REQUIRED WORK
Show, in full, each line of the data that contains "name".

DATA SUPPLIED
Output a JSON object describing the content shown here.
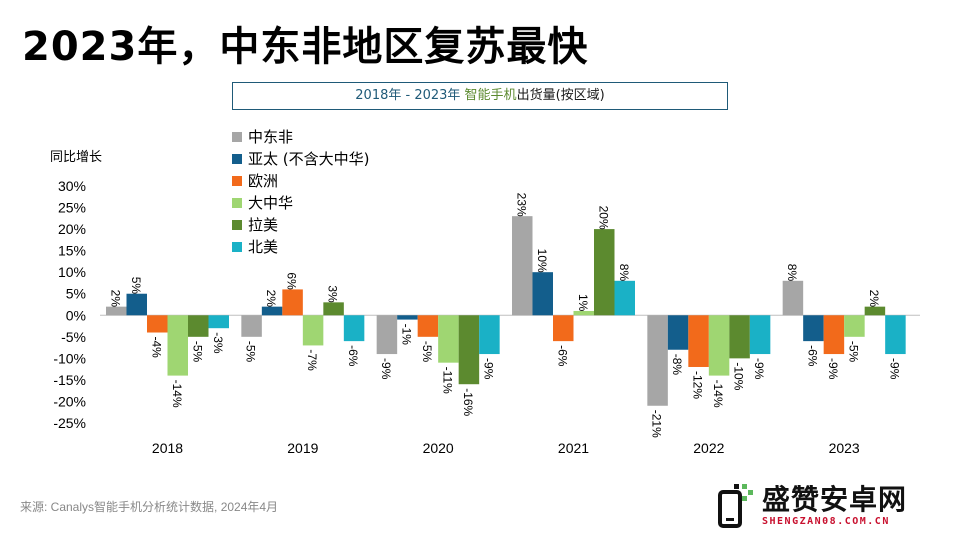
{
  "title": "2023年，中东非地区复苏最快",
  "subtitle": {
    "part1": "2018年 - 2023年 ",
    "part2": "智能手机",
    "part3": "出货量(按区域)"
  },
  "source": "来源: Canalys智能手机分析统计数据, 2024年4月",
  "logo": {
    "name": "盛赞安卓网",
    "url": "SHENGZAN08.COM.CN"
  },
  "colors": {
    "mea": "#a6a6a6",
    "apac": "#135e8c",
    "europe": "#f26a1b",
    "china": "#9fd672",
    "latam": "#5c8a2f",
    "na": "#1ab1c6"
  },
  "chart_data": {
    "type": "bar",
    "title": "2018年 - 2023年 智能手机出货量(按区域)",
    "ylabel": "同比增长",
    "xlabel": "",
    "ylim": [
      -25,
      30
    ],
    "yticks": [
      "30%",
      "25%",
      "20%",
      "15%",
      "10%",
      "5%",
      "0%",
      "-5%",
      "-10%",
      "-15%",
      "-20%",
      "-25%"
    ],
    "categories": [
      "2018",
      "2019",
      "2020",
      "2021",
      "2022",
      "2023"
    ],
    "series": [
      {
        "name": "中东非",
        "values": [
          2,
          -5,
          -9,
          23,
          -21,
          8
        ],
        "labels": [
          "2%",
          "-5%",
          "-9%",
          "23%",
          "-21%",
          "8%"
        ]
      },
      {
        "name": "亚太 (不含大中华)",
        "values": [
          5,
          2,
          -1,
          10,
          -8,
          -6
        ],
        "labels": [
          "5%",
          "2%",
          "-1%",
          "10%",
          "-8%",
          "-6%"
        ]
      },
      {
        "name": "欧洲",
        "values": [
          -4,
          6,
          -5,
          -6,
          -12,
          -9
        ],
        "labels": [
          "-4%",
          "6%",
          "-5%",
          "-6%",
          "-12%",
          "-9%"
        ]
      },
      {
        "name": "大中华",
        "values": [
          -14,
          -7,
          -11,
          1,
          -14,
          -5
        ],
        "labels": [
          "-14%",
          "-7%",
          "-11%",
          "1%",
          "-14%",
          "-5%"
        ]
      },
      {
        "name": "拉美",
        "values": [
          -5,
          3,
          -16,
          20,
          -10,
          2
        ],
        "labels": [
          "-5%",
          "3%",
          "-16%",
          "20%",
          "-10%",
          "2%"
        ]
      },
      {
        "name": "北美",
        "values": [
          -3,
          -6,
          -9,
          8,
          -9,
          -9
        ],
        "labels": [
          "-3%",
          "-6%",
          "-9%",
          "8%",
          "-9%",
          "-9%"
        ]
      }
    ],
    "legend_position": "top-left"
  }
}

EXERCISE RESULT
    "name": "盛赞安卓网",
        "name": "中东非",
        "name": "亚太 (不含大中华)",
        "name": "欧洲",
        "name": "大中华",
        "name": "拉美",
        "name": "北美",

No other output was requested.